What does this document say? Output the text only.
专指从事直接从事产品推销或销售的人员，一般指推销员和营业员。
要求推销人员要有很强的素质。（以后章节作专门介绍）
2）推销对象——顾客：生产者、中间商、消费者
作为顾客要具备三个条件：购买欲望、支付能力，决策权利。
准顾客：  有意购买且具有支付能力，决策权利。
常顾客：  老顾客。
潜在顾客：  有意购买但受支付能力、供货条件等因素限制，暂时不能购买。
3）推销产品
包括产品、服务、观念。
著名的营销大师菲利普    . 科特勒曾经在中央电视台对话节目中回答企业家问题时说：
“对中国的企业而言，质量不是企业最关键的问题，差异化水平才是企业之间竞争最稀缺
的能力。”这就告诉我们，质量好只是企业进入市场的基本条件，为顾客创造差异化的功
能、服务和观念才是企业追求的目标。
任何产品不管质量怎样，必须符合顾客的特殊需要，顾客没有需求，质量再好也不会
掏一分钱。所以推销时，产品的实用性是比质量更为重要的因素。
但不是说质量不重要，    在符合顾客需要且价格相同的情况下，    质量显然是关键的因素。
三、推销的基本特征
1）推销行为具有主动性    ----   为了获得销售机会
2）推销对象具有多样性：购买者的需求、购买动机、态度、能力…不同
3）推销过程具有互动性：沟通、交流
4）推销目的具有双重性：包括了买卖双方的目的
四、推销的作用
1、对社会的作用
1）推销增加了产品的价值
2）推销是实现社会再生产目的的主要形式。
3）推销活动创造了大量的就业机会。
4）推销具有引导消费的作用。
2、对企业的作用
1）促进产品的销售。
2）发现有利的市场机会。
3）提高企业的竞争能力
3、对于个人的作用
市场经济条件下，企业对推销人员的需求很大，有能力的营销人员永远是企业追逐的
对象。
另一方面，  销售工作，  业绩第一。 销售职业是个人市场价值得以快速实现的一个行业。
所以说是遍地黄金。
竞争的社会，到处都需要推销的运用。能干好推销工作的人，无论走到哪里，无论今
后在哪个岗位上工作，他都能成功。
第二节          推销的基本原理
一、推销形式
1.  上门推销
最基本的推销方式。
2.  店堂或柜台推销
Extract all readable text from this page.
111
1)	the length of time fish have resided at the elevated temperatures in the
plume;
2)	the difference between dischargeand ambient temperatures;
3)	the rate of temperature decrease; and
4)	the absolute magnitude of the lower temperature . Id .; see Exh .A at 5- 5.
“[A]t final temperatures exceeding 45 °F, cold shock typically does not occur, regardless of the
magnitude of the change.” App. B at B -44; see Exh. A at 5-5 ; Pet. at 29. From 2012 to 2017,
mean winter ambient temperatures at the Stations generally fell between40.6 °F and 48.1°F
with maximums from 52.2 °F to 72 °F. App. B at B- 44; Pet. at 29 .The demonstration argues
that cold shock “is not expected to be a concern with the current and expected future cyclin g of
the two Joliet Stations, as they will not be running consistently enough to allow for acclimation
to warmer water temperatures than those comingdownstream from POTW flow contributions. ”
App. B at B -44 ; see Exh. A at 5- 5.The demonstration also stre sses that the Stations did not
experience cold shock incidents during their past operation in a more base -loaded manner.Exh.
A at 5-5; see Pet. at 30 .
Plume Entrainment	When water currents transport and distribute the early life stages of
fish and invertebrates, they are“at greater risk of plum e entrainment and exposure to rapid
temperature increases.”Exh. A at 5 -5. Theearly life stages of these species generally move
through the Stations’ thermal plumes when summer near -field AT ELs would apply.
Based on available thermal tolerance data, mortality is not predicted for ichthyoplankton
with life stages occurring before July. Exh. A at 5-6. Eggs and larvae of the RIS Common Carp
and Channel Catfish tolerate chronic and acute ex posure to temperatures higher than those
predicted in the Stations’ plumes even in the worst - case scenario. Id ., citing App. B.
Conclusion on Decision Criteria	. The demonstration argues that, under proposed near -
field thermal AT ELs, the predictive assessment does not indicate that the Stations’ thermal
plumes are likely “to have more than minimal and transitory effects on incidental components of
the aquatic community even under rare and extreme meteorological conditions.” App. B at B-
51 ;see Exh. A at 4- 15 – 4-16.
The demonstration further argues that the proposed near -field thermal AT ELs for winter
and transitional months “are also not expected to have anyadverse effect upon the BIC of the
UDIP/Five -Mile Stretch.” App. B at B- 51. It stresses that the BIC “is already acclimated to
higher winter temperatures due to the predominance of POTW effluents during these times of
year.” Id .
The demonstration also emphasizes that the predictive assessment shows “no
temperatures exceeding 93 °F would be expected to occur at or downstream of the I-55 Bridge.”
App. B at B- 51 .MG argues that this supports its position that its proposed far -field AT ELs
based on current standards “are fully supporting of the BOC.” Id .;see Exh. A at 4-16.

━━━━━━━━━━

• **Written request**:
Across the records, how many lines contain "that"? Only the number should be given.

• **Right answer**:
8